### EXERCISE DIRECTIONS
Work out how many lines have "Consumer" in them. Give only that number.

### EXTRACTED MATERIAL
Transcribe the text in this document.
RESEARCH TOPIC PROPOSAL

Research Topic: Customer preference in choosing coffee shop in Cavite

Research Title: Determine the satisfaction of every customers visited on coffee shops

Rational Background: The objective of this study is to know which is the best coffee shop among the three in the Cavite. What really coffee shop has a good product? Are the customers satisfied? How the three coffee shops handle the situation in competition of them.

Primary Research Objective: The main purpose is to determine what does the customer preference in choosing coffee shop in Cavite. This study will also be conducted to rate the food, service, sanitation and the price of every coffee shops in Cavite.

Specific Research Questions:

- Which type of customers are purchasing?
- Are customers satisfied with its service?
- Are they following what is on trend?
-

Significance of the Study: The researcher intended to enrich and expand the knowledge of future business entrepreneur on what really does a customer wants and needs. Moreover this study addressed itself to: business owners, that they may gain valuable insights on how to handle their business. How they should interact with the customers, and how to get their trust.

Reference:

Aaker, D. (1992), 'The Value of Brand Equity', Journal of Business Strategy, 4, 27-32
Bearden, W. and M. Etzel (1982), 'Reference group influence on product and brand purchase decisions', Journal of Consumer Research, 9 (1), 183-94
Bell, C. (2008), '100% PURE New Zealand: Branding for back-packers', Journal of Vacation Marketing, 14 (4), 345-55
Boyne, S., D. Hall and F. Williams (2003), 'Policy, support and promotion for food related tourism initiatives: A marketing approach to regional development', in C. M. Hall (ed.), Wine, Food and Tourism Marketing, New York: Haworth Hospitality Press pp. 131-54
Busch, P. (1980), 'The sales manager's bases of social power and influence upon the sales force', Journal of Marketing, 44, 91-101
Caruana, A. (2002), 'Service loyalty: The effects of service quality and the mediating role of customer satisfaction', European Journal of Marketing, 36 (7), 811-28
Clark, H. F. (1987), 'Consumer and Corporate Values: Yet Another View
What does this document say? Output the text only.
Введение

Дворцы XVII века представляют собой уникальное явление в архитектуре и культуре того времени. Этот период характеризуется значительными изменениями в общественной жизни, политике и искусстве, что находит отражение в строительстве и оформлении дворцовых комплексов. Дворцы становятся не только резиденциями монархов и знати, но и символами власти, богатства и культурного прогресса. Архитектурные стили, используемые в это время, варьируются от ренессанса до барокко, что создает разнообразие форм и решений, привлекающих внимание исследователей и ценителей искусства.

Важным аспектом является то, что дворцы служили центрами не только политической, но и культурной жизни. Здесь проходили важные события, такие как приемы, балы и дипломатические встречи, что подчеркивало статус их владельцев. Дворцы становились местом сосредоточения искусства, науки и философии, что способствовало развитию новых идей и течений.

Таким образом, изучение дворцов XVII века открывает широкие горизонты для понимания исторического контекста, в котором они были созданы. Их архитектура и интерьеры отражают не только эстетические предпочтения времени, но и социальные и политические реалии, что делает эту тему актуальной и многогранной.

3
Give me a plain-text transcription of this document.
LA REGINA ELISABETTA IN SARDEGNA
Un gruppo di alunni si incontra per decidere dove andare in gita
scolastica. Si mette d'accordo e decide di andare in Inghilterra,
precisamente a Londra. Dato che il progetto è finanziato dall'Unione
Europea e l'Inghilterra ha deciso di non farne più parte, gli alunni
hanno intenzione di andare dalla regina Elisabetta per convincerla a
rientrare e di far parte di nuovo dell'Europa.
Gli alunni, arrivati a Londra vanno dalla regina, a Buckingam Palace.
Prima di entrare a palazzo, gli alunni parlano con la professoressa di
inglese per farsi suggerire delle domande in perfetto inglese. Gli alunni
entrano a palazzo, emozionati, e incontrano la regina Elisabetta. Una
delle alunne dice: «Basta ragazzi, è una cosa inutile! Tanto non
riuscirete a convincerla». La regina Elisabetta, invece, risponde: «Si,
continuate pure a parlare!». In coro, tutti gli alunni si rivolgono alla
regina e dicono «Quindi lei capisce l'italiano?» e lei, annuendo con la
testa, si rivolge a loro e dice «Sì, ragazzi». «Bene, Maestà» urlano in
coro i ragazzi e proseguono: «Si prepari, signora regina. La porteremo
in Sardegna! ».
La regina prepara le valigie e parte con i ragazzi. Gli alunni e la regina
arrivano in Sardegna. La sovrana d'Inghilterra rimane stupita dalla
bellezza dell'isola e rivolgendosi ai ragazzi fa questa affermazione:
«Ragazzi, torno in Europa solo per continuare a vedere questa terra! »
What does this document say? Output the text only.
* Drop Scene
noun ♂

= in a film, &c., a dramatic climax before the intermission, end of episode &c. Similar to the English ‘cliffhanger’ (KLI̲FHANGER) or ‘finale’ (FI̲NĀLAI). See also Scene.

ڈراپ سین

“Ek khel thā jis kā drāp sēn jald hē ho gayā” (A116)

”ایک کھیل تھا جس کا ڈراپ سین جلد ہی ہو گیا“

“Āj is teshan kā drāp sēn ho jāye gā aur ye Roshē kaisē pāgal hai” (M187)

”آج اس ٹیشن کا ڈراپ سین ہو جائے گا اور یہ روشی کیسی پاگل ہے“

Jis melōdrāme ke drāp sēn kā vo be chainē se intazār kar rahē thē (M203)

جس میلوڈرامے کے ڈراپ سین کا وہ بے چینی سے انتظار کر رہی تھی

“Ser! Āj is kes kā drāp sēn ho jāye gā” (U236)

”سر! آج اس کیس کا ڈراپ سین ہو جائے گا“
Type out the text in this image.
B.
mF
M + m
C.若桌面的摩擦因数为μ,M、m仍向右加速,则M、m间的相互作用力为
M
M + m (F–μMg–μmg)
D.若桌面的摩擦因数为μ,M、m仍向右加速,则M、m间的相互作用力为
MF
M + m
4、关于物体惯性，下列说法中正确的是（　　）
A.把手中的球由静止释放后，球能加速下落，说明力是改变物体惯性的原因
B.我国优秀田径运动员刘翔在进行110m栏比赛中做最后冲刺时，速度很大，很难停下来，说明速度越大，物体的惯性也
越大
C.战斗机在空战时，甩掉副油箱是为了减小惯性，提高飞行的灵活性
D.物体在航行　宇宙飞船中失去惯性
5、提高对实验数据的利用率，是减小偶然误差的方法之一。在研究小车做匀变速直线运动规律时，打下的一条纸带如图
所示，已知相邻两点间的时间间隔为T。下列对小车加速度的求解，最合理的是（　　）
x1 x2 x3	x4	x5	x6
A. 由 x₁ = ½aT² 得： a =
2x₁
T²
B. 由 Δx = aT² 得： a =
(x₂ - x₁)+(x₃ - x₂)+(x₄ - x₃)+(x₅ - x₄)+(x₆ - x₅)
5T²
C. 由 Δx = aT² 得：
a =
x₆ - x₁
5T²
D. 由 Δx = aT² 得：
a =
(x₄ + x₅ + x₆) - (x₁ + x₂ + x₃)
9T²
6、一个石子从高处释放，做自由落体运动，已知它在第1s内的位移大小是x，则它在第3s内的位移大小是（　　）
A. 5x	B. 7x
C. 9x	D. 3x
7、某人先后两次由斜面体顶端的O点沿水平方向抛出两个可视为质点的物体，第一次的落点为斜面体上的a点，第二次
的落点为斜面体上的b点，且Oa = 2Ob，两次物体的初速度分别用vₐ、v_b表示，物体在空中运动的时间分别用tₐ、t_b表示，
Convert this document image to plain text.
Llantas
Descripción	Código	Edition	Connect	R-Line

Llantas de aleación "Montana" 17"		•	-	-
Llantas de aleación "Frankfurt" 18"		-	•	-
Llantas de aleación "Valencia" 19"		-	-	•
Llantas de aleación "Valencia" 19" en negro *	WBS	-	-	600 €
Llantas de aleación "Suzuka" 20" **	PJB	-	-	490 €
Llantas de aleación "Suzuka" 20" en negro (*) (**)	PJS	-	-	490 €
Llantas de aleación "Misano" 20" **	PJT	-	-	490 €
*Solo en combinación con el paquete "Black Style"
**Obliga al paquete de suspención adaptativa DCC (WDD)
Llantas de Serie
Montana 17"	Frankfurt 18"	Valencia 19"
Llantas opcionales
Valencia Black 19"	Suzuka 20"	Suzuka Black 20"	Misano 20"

### TASK SOLUTION
2